"""

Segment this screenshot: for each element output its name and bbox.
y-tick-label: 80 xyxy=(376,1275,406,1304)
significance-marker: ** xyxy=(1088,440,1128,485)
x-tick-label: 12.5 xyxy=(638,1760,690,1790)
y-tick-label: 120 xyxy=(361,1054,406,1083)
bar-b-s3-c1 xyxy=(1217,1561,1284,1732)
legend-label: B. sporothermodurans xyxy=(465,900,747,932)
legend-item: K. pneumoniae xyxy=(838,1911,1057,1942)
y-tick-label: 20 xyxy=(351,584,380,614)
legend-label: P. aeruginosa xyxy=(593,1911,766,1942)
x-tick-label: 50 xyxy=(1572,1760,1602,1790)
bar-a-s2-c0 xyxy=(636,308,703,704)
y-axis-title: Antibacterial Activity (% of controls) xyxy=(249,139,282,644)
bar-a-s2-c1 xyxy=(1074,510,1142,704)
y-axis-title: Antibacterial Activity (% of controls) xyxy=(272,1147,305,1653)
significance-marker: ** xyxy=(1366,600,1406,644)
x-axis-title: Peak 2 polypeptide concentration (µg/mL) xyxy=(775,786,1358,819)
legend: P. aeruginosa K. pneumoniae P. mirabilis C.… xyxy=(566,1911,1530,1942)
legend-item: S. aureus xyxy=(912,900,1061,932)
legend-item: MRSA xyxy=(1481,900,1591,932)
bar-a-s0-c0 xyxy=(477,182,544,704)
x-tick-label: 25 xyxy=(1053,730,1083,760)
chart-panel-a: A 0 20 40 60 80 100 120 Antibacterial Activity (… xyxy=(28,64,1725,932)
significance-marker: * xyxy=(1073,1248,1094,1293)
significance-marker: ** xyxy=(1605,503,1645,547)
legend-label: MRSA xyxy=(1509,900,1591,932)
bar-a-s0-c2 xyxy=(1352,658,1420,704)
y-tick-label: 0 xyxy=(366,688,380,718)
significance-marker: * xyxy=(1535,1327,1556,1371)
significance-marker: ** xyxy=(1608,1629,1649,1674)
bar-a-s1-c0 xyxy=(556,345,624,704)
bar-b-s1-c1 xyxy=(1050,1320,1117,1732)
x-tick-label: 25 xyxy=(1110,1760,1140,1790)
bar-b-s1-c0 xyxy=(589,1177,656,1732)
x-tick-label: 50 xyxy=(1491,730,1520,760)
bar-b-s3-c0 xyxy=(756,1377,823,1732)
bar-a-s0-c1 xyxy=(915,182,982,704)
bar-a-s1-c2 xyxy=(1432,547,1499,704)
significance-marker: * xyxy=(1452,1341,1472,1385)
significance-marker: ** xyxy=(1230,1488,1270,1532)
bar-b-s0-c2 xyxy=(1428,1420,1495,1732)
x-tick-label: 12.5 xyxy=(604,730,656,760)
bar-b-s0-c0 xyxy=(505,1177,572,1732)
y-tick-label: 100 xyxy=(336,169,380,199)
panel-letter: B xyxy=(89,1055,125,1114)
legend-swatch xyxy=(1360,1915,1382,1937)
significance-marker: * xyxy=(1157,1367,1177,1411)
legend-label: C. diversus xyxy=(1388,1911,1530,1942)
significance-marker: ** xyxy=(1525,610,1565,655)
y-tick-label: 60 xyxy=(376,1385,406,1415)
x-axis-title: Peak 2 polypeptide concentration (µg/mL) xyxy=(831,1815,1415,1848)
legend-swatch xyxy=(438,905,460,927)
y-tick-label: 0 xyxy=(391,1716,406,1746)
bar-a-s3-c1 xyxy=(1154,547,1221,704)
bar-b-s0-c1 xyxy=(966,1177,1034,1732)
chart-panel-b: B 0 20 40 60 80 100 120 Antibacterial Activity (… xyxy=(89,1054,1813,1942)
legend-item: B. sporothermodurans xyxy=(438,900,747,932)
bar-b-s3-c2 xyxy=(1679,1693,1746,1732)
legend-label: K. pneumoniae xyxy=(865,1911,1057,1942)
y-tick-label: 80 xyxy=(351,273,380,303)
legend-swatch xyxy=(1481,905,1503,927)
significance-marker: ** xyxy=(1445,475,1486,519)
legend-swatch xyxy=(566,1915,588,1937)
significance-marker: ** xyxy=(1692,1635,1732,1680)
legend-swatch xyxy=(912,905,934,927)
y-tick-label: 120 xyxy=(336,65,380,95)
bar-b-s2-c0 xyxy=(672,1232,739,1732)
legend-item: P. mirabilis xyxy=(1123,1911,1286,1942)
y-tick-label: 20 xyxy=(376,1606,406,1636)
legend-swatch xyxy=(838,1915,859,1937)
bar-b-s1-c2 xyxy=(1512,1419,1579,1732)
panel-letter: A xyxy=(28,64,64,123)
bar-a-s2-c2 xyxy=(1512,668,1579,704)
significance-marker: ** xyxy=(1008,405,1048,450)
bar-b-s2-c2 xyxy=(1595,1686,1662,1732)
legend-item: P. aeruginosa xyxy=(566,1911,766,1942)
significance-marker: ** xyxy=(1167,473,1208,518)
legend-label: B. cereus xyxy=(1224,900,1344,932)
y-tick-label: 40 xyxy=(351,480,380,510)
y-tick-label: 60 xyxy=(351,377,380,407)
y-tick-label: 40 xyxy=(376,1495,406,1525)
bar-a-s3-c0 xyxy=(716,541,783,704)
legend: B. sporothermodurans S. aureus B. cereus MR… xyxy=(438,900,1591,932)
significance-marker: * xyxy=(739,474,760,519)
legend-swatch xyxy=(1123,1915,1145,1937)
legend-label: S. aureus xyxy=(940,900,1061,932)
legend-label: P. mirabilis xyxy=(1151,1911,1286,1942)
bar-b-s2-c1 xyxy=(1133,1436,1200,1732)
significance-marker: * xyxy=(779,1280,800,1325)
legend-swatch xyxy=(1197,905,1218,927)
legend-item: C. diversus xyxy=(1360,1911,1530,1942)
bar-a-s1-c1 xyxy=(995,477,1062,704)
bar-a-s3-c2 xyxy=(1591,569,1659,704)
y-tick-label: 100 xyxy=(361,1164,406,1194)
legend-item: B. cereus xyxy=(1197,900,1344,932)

"""

__Problem details__. Set down the data once more, word for word.

__Exercise solution__.
Segment this screenshot: for each element output its name and bbox.
y-tick-label: 80 xyxy=(376,1275,406,1304)
significance-marker: ** xyxy=(1088,440,1128,485)
x-tick-label: 12.5 xyxy=(638,1760,690,1790)
y-tick-label: 120 xyxy=(361,1054,406,1083)
bar-b-s3-c1 xyxy=(1217,1561,1284,1732)
legend-label: B. sporothermodurans xyxy=(465,900,747,932)
legend-item: K. pneumoniae xyxy=(838,1911,1057,1942)
y-tick-label: 20 xyxy=(351,584,380,614)
legend-label: P. aeruginosa xyxy=(593,1911,766,1942)
x-tick-label: 50 xyxy=(1572,1760,1602,1790)
bar-a-s2-c0 xyxy=(636,308,703,704)
y-axis-title: Antibacterial Activity (% of controls) xyxy=(249,139,282,644)
bar-a-s2-c1 xyxy=(1074,510,1142,704)
y-axis-title: Antibacterial Activity (% of controls) xyxy=(272,1147,305,1653)
significance-marker: ** xyxy=(1366,600,1406,644)
x-axis-title: Peak 2 polypeptide concentration (µg/mL) xyxy=(775,786,1358,819)
legend: P. aeruginosa K. pneumoniae P. mirabilis C.… xyxy=(566,1911,1530,1942)
legend-item: S. aureus xyxy=(912,900,1061,932)
legend-item: MRSA xyxy=(1481,900,1591,932)
bar-a-s0-c0 xyxy=(477,182,544,704)
x-tick-label: 25 xyxy=(1053,730,1083,760)
chart-panel-a: A 0 20 40 60 80 100 120 Antibacterial Activity (… xyxy=(28,64,1725,932)
significance-marker: * xyxy=(1073,1248,1094,1293)
significance-marker: ** xyxy=(1605,503,1645,547)
legend-label: MRSA xyxy=(1509,900,1591,932)
bar-a-s0-c2 xyxy=(1352,658,1420,704)
y-tick-label: 0 xyxy=(366,688,380,718)
significance-marker: * xyxy=(1535,1327,1556,1371)
significance-marker: ** xyxy=(1608,1629,1649,1674)
bar-a-s1-c0 xyxy=(556,345,624,704)
bar-b-s1-c1 xyxy=(1050,1320,1117,1732)
x-tick-label: 25 xyxy=(1110,1760,1140,1790)
bar-b-s1-c0 xyxy=(589,1177,656,1732)
x-tick-label: 50 xyxy=(1491,730,1520,760)
bar-b-s3-c0 xyxy=(756,1377,823,1732)
bar-a-s0-c1 xyxy=(915,182,982,704)
bar-a-s1-c2 xyxy=(1432,547,1499,704)
significance-marker: * xyxy=(1452,1341,1472,1385)
significance-marker: ** xyxy=(1230,1488,1270,1532)
bar-b-s0-c2 xyxy=(1428,1420,1495,1732)
x-tick-label: 12.5 xyxy=(604,730,656,760)
bar-b-s0-c0 xyxy=(505,1177,572,1732)
y-tick-label: 100 xyxy=(336,169,380,199)
panel-letter: B xyxy=(89,1055,125,1114)
legend-swatch xyxy=(1360,1915,1382,1937)
significance-marker: * xyxy=(1157,1367,1177,1411)
legend-label: C. diversus xyxy=(1388,1911,1530,1942)
significance-marker: ** xyxy=(1525,610,1565,655)
y-tick-label: 60 xyxy=(376,1385,406,1415)
x-axis-title: Peak 2 polypeptide concentration (µg/mL) xyxy=(831,1815,1415,1848)
legend-swatch xyxy=(438,905,460,927)
y-tick-label: 0 xyxy=(391,1716,406,1746)
bar-a-s3-c1 xyxy=(1154,547,1221,704)
bar-b-s0-c1 xyxy=(966,1177,1034,1732)
chart-panel-b: B 0 20 40 60 80 100 120 Antibacterial Activity (… xyxy=(89,1054,1813,1942)
legend-item: B. sporothermodurans xyxy=(438,900,747,932)
bar-b-s3-c2 xyxy=(1679,1693,1746,1732)
legend-label: K. pneumoniae xyxy=(865,1911,1057,1942)
y-tick-label: 80 xyxy=(351,273,380,303)
legend-swatch xyxy=(1481,905,1503,927)
significance-marker: ** xyxy=(1445,475,1486,519)
legend-swatch xyxy=(566,1915,588,1937)
significance-marker: ** xyxy=(1692,1635,1732,1680)
legend-swatch xyxy=(912,905,934,927)
y-tick-label: 120 xyxy=(336,65,380,95)
bar-b-s2-c0 xyxy=(672,1232,739,1732)
legend-item: P. mirabilis xyxy=(1123,1911,1286,1942)
y-tick-label: 20 xyxy=(376,1606,406,1636)
legend-swatch xyxy=(838,1915,859,1937)
bar-b-s1-c2 xyxy=(1512,1419,1579,1732)
panel-letter: A xyxy=(28,64,64,123)
bar-a-s2-c2 xyxy=(1512,668,1579,704)
significance-marker: ** xyxy=(1008,405,1048,450)
bar-b-s2-c2 xyxy=(1595,1686,1662,1732)
legend-item: P. aeruginosa xyxy=(566,1911,766,1942)
significance-marker: ** xyxy=(1167,473,1208,518)
legend-label: B. cereus xyxy=(1224,900,1344,932)
y-tick-label: 40 xyxy=(351,480,380,510)
y-tick-label: 60 xyxy=(351,377,380,407)
y-tick-label: 40 xyxy=(376,1495,406,1525)
bar-a-s3-c0 xyxy=(716,541,783,704)
legend: B. sporothermodurans S. aureus B. cereus MR… xyxy=(438,900,1591,932)
significance-marker: * xyxy=(739,474,760,519)
legend-swatch xyxy=(1123,1915,1145,1937)
legend-label: S. aureus xyxy=(940,900,1061,932)
legend-label: P. mirabilis xyxy=(1151,1911,1286,1942)
bar-b-s2-c1 xyxy=(1133,1436,1200,1732)
significance-marker: * xyxy=(779,1280,800,1325)
legend-swatch xyxy=(1197,905,1218,927)
legend-item: C. diversus xyxy=(1360,1911,1530,1942)
bar-a-s1-c1 xyxy=(995,477,1062,704)
bar-a-s3-c2 xyxy=(1591,569,1659,704)
y-tick-label: 100 xyxy=(361,1164,406,1194)
legend-item: B. cereus xyxy=(1197,900,1344,932)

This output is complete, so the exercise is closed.